● **Source material**
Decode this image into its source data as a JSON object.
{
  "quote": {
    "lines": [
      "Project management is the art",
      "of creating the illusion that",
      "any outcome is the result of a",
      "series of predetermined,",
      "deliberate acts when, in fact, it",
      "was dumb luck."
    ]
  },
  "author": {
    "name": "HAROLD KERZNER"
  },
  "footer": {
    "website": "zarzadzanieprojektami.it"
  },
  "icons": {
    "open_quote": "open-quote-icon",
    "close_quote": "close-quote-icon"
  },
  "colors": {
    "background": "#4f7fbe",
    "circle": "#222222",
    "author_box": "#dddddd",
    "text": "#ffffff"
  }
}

● **Given instruction**
Transcribe each entry precisely, missing none.

● **Response**
Decode this image into its source data as a JSON object.
{
  "quote": {
    "lines": [
      "Project management is the art",
      "of creating the illusion that",
      "any outcome is the result of a",
      "series of predetermined,",
      "deliberate acts when, in fact, it",
      "was dumb luck."
    ]
  },
  "author": {
    "name": "HAROLD KERZNER"
  },
  "footer": {
    "website": "zarzadzanieprojektami.it"
  },
  "icons": {
    "open_quote": "open-quote-icon",
    "close_quote": "close-quote-icon"
  },
  "colors": {
    "background": "#4f7fbe",
    "circle": "#222222",
    "author_box": "#dddddd",
    "text": "#ffffff"
  }
}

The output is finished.